_EXERCISE AIM:_ Select each line where the word "content" appears.

_INPUT RECORDS:_
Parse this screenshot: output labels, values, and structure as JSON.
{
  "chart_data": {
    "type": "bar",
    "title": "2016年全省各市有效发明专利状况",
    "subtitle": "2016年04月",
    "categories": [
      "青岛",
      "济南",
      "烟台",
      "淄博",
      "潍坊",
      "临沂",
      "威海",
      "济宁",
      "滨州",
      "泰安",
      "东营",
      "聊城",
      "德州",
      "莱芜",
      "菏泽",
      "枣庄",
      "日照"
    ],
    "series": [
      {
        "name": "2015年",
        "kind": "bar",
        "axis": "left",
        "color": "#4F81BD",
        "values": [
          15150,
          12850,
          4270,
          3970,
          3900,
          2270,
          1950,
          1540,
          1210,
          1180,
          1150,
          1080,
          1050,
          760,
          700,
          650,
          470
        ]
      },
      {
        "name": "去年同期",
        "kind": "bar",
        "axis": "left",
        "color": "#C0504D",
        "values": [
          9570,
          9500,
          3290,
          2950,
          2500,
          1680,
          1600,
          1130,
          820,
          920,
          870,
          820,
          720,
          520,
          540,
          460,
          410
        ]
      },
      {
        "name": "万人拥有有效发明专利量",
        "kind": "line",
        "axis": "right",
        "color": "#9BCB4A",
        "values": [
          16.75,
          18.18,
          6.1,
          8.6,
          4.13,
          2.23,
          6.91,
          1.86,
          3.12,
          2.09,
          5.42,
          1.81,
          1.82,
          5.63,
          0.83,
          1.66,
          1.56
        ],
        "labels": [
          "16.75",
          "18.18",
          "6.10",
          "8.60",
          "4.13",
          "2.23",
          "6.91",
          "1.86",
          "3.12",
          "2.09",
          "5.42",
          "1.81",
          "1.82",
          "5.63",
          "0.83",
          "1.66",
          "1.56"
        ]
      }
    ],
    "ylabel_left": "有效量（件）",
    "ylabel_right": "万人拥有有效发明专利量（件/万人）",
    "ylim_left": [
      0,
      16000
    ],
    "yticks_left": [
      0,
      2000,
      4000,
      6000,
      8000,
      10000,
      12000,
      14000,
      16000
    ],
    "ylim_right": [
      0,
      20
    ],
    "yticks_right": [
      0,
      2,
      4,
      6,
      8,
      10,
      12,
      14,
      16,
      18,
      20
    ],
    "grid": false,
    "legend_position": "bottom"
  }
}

---

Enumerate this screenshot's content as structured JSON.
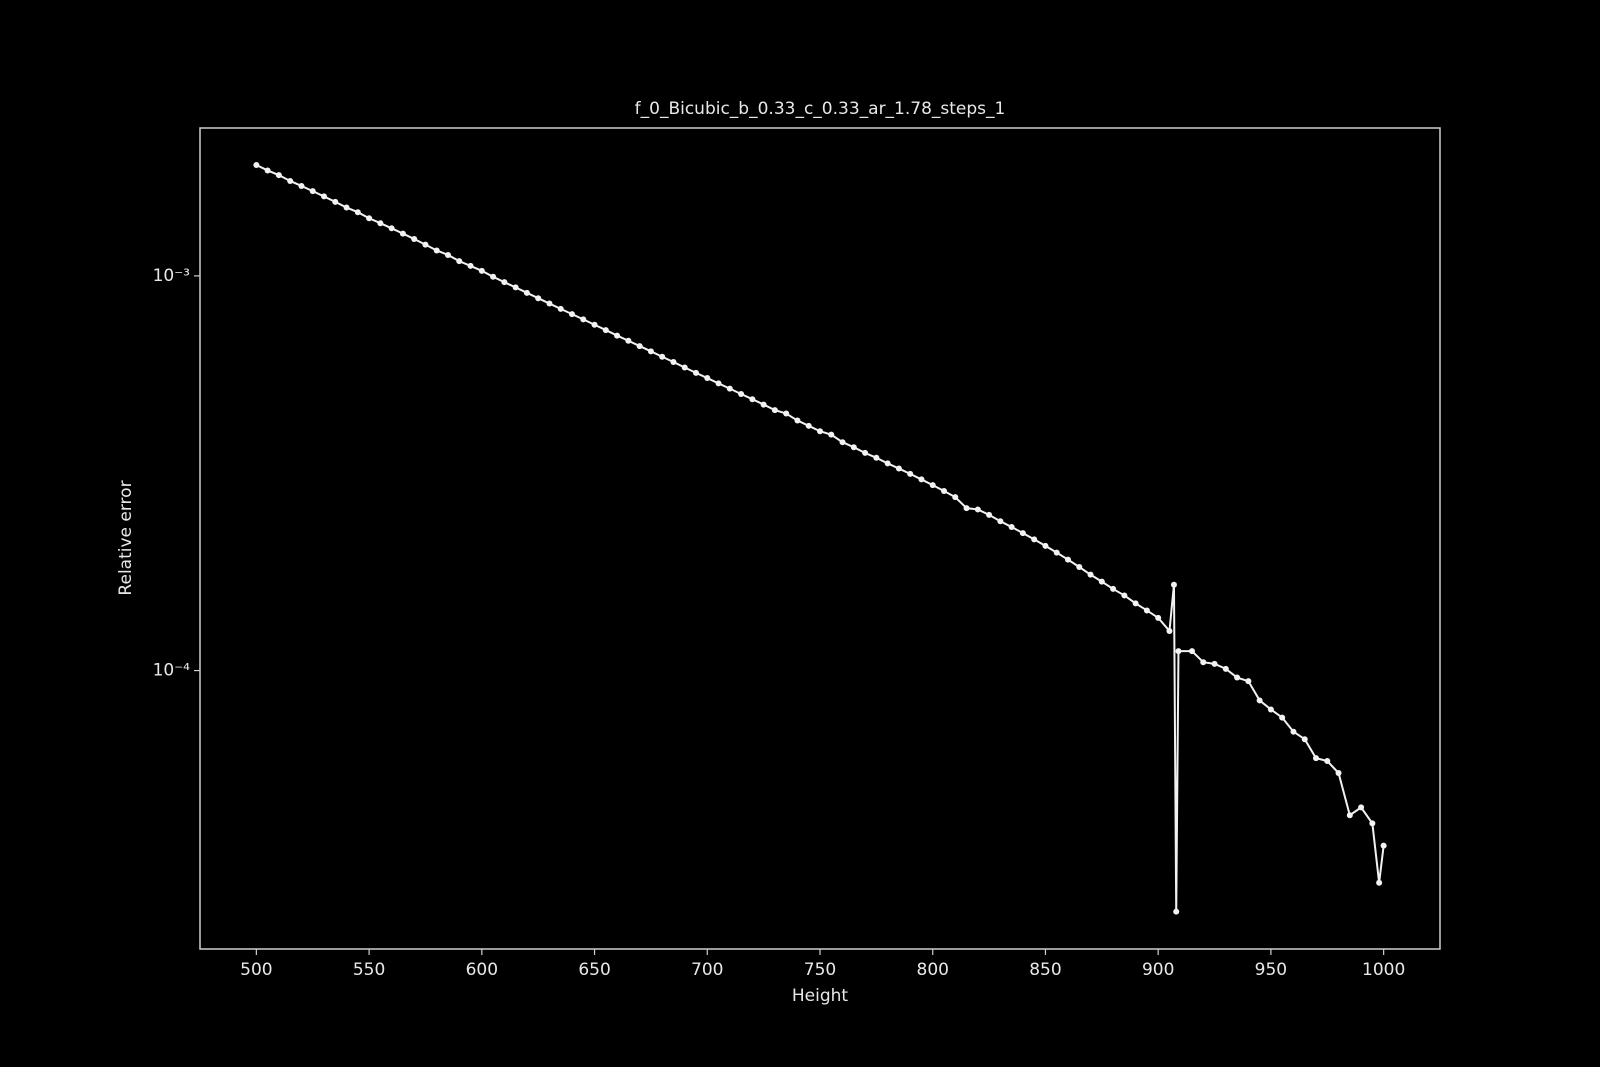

==

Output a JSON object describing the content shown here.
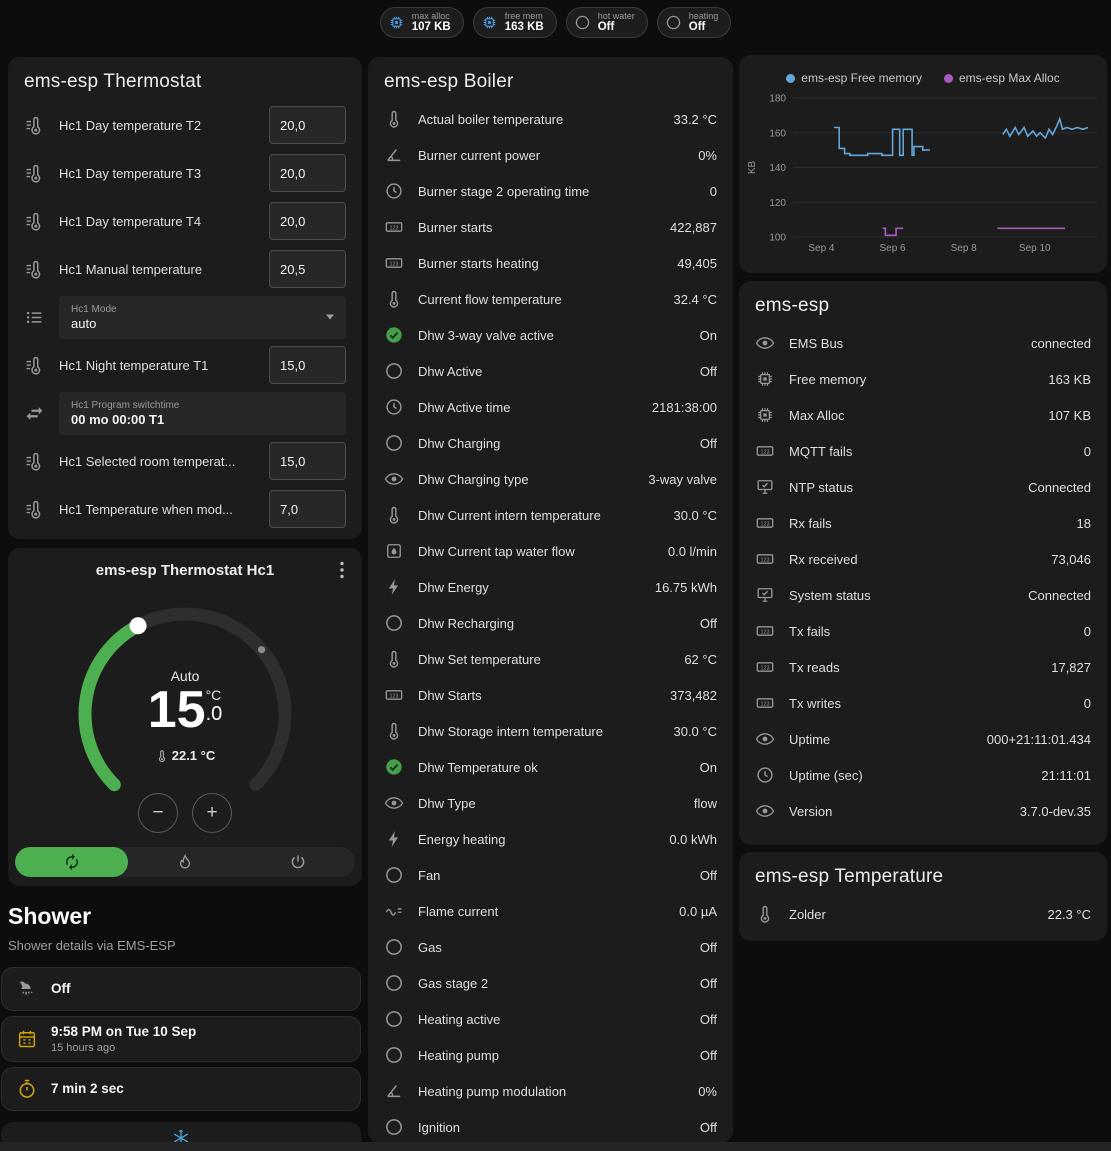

_RESPONSE:_
Enumerate this screenshot's content as structured JSON.
Output a JSON object describing the content shown here.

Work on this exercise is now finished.